* start *

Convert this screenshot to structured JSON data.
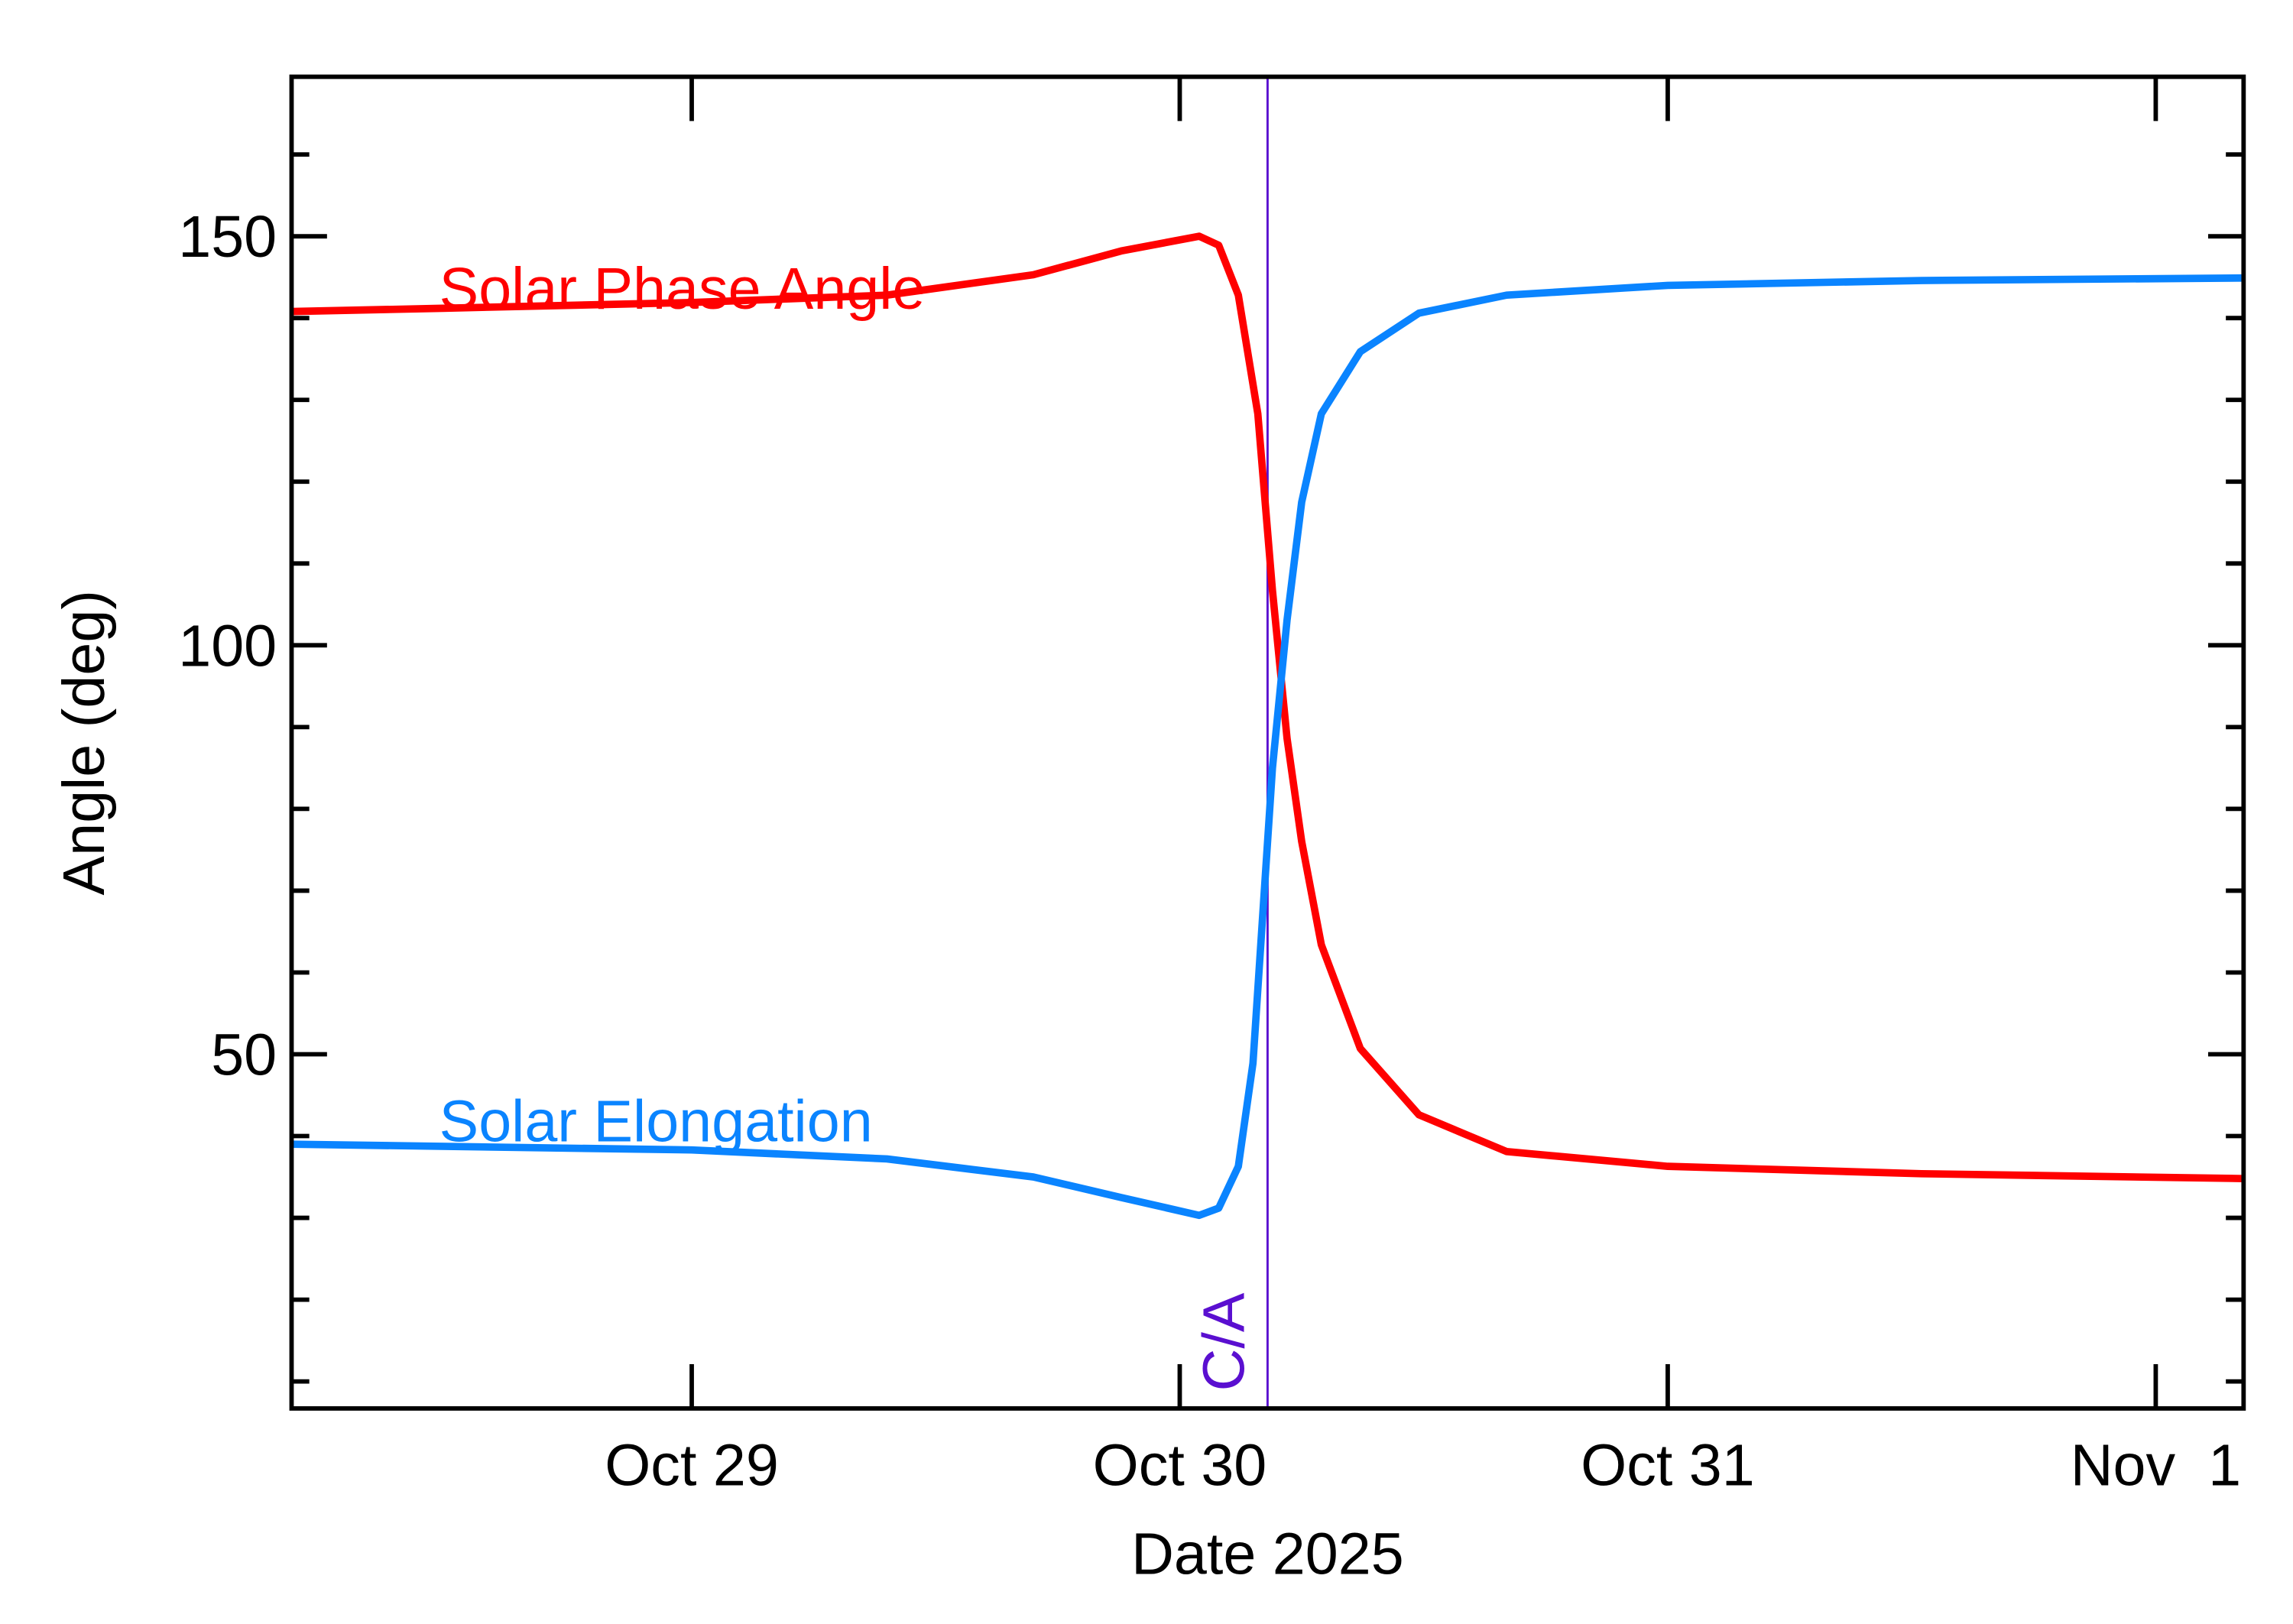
{
  "chart_data": {
    "type": "line",
    "x_label": "Date 2025",
    "y_label": "Angle (deg)",
    "xlim": [
      28.18,
      32.18
    ],
    "ylim": [
      6.7,
      169.5
    ],
    "xticks": [
      {
        "value": 29,
        "label": "Oct 29"
      },
      {
        "value": 30,
        "label": "Oct 30"
      },
      {
        "value": 31,
        "label": "Oct 31"
      },
      {
        "value": 32,
        "label": "Nov  1"
      }
    ],
    "yticks": [
      50,
      100,
      150
    ],
    "yminor": [
      10,
      20,
      30,
      40,
      60,
      70,
      80,
      90,
      110,
      120,
      130,
      140,
      160
    ],
    "marker": {
      "x": 30.18,
      "label": "C/A",
      "color": "#5a0fd0"
    },
    "series": [
      {
        "name": "Solar Phase Angle",
        "color": "#ff0000",
        "x": [
          28.18,
          28.49,
          29.0,
          29.4,
          29.7,
          29.88,
          30.04,
          30.08,
          30.12,
          30.16,
          30.19,
          30.22,
          30.25,
          30.29,
          30.37,
          30.49,
          30.67,
          31.0,
          31.52,
          32.18
        ],
        "values": [
          140.8,
          141.2,
          141.9,
          142.8,
          145.3,
          148.2,
          150,
          148.9,
          142.8,
          128.3,
          106.7,
          88.6,
          76.0,
          63.4,
          50.7,
          42.6,
          38.1,
          36.3,
          35.4,
          34.8
        ]
      },
      {
        "name": "Solar Elongation",
        "color": "#0a84ff",
        "x": [
          28.18,
          29.0,
          29.4,
          29.7,
          29.88,
          30.04,
          30.08,
          30.12,
          30.15,
          30.17,
          30.19,
          30.22,
          30.25,
          30.29,
          30.37,
          30.49,
          30.67,
          31.0,
          31.52,
          32.18
        ],
        "values": [
          39.0,
          38.3,
          37.2,
          35.0,
          32.5,
          30.3,
          31.2,
          36.3,
          48.9,
          67.0,
          85.0,
          103.1,
          117.5,
          128.3,
          135.9,
          140.6,
          142.8,
          144.0,
          144.6,
          144.9
        ]
      }
    ]
  }
}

* end *

What to work on: Identify the lines in the entries above that contain "name", then copy them out.

The response:
        "name": "Solar Phase Angle",
        "name": "Solar Elongation",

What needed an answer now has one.